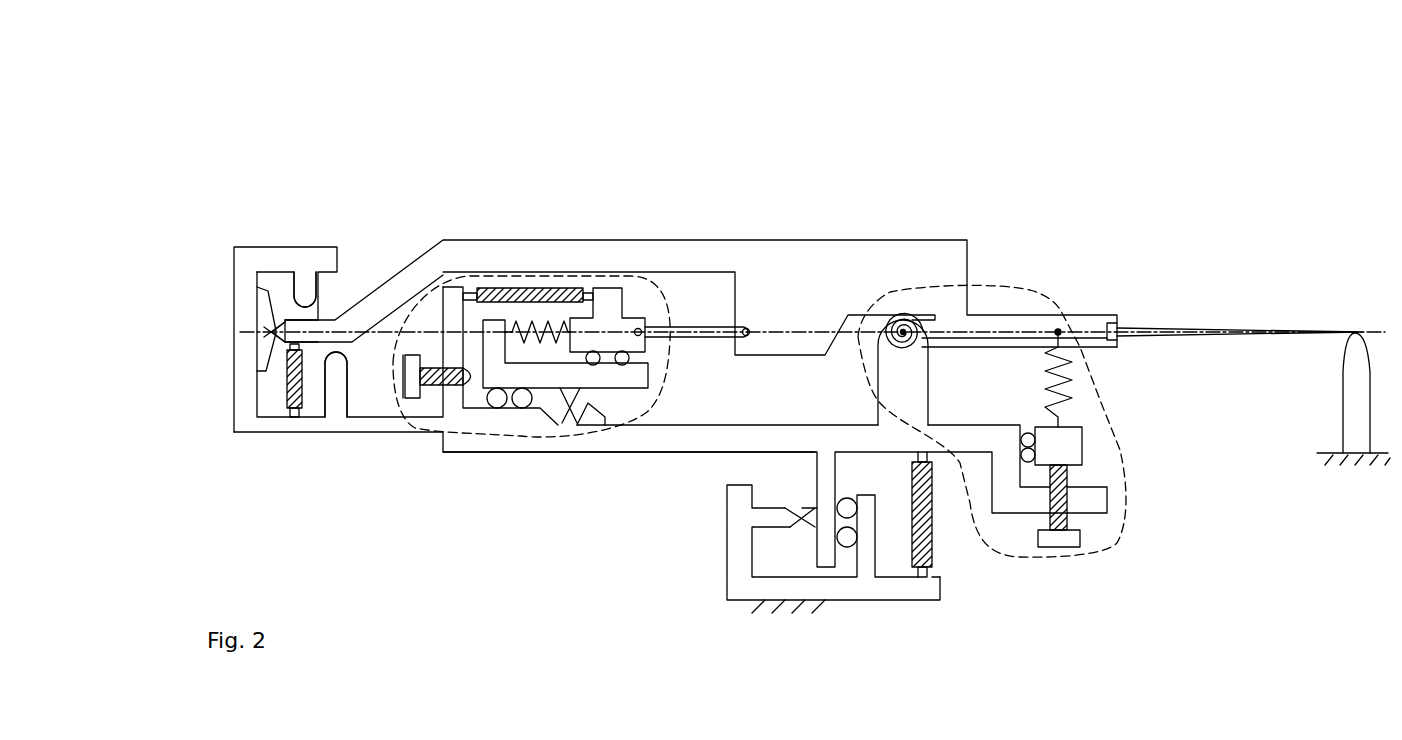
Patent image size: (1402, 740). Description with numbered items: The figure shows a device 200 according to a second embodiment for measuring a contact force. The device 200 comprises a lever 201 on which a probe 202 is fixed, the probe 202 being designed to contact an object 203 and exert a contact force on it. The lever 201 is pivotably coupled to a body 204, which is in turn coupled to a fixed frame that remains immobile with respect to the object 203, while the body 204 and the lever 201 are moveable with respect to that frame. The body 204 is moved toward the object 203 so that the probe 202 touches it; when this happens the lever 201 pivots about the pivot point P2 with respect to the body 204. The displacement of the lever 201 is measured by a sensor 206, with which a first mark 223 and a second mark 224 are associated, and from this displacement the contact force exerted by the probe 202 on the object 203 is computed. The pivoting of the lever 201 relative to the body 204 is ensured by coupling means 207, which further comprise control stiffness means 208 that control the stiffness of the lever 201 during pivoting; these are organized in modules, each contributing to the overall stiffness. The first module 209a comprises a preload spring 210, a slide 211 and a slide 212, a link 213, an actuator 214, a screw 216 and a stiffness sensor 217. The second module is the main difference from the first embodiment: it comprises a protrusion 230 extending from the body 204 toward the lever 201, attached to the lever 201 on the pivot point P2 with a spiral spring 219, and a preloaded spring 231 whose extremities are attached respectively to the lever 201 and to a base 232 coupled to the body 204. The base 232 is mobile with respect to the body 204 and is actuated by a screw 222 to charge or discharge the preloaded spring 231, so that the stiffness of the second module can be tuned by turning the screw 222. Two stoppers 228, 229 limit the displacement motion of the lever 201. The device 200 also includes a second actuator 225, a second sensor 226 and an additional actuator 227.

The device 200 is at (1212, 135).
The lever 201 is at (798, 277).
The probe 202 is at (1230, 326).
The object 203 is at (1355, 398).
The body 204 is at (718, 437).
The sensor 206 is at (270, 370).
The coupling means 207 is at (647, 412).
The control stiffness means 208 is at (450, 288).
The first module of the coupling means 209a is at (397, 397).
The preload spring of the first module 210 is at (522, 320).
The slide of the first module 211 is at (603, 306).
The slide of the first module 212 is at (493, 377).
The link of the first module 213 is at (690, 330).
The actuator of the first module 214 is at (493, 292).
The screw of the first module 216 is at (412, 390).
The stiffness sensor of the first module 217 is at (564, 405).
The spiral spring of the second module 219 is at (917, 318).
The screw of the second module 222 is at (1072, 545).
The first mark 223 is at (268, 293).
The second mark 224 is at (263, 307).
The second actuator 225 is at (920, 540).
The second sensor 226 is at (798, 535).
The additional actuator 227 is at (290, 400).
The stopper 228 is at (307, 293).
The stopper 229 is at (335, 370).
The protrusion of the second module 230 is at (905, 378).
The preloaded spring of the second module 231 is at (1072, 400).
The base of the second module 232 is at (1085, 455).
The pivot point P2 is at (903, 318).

Work to do:
Please edit the part of the entries that opens at their beginning and closes with the line containing "The coupling means 207 is at (647, 412).", replacing "contact force" with "tactile force" and changing nothing else. Give back only those lines, and leave out the pictures.

Exercise output:
Patent image size: (1402, 740). Description with numbered items: The figure shows a device 200 according to a second embodiment for measuring a tactile force. The device 200 comprises a lever 201 on which a probe 202 is fixed, the probe 202 being designed to contact an object 203 and exert a tactile force on it. The lever 201 is pivotably coupled to a body 204, which is in turn coupled to a fixed frame that remains immobile with respect to the object 203, while the body 204 and the lever 201 are moveable with respect to that frame. The body 204 is moved toward the object 203 so that the probe 202 touches it; when this happens the lever 201 pivots about the pivot point P2 with respect to the body 204. The displacement of the lever 201 is measured by a sensor 206, with which a first mark 223 and a second mark 224 are associated, and from this displacement the tactile force exerted by the probe 202 on the object 203 is computed. The pivoting of the lever 201 relative to the body 204 is ensured by coupling means 207, which further comprise control stiffness means 208 that control the stiffness of the lever 201 during pivoting; these are organized in modules, each contributing to the overall stiffness. The first module 209a comprises a preload spring 210, a slide 211 and a slide 212, a link 213, an actuator 214, a screw 216 and a stiffness sensor 217. The second module is the main difference from the first embodiment: it comprises a protrusion 230 extending from the body 204 toward the lever 201, attached to the lever 201 on the pivot point P2 with a spiral spring 219, and a preloaded spring 231 whose extremities are attached respectively to the lever 201 and to a base 232 coupled to the body 204. The base 232 is mobile with respect to the body 204 and is actuated by a screw 222 to charge or discharge the preloaded spring 231, so that the stiffness of the second module can be tuned by turning the screw 222. Two stoppers 228, 229 limit the displacement motion of the lever 201. The device 200 also includes a second actuator 225, a second sensor 226 and an additional actuator 227.

The device 200 is at (1212, 135).
The lever 201 is at (798, 277).
The probe 202 is at (1230, 326).
The object 203 is at (1355, 398).
The body 204 is at (718, 437).
The sensor 206 is at (270, 370).
The coupling means 207 is at (647, 412).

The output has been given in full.